> _Raw data_
::::::::

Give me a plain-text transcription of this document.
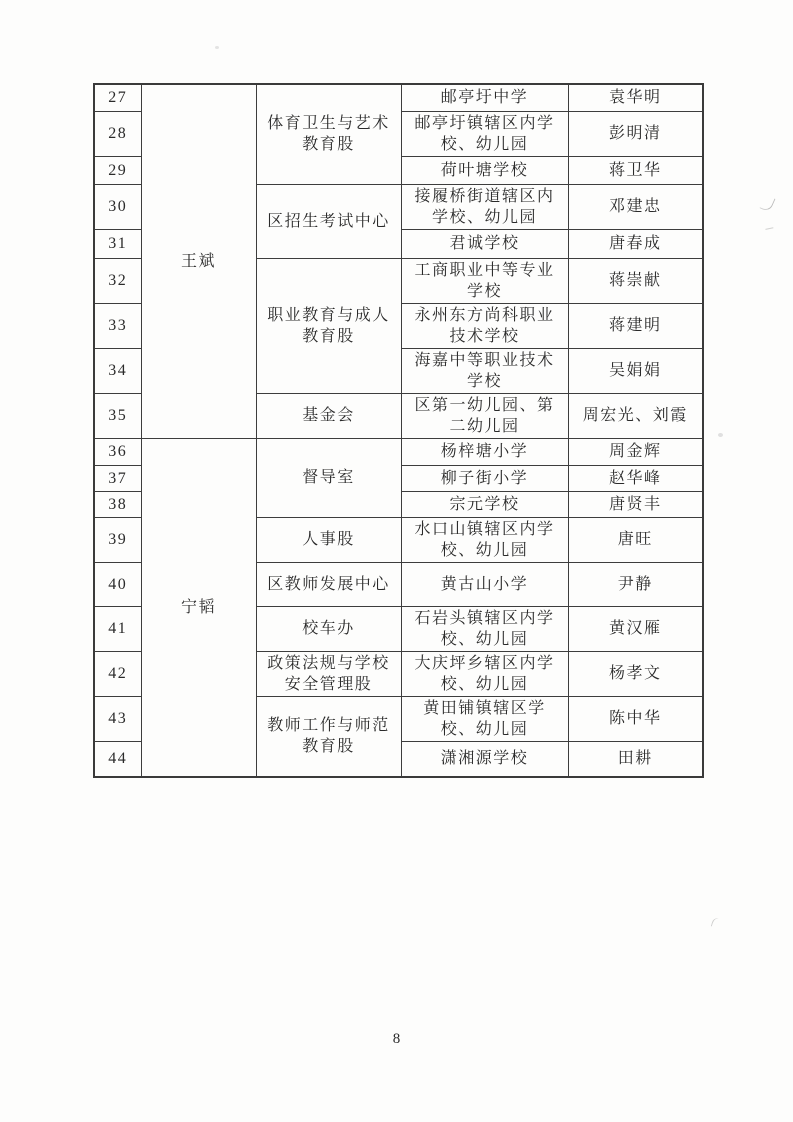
27	王斌	体育卫生与艺术教育股	邮亭圩中学	袁华明
28			邮亭圩镇辖区内学校、幼儿园	彭明清
29			荷叶塘学校	蒋卫华
30		区招生考试中心	接履桥街道辖区内学校、幼儿园	邓建忠
31			君诚学校	唐春成
32		职业教育与成人教育股	工商职业中等专业学校	蒋崇献
33			永州东方尚科职业技术学校	蒋建明
34			海嘉中等职业技术学校	吴娟娟
35		基金会	区第一幼儿园、第二幼儿园	周宏光、刘霞
36	宁韬	督导室	杨梓塘小学	周金辉
37			柳子街小学	赵华峰
38			宗元学校	唐贤丰
39		人事股	水口山镇辖区内学校、幼儿园	唐旺
40		区教师发展中心	黄古山小学	尹静
41		校车办	石岩头镇辖区内学校、幼儿园	黄汉雁
42		政策法规与学校安全管理股	大庆坪乡辖区内学校、幼儿园	杨孝文
43		教师工作与师范教育股	黄田铺镇辖区学校、幼儿园	陈中华
44			潇湘源学校	田耕
8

::::::::

> _Your objective_
Copy every entry word for word, but omit the pictures.

> _Task result_
Give me a plain-text transcription of this document.
27	王斌	体育卫生与艺术教育股	邮亭圩中学	袁华明
28			邮亭圩镇辖区内学校、幼儿园	彭明清
29			荷叶塘学校	蒋卫华
30		区招生考试中心	接履桥街道辖区内学校、幼儿园	邓建忠
31			君诚学校	唐春成
32		职业教育与成人教育股	工商职业中等专业学校	蒋崇献
33			永州东方尚科职业技术学校	蒋建明
34			海嘉中等职业技术学校	吴娟娟
35		基金会	区第一幼儿园、第二幼儿园	周宏光、刘霞
36	宁韬	督导室	杨梓塘小学	周金辉
37			柳子街小学	赵华峰
38			宗元学校	唐贤丰
39		人事股	水口山镇辖区内学校、幼儿园	唐旺
40		区教师发展中心	黄古山小学	尹静
41		校车办	石岩头镇辖区内学校、幼儿园	黄汉雁
42		政策法规与学校安全管理股	大庆坪乡辖区内学校、幼儿园	杨孝文
43		教师工作与师范教育股	黄田铺镇辖区学校、幼儿园	陈中华
44			潇湘源学校	田耕
8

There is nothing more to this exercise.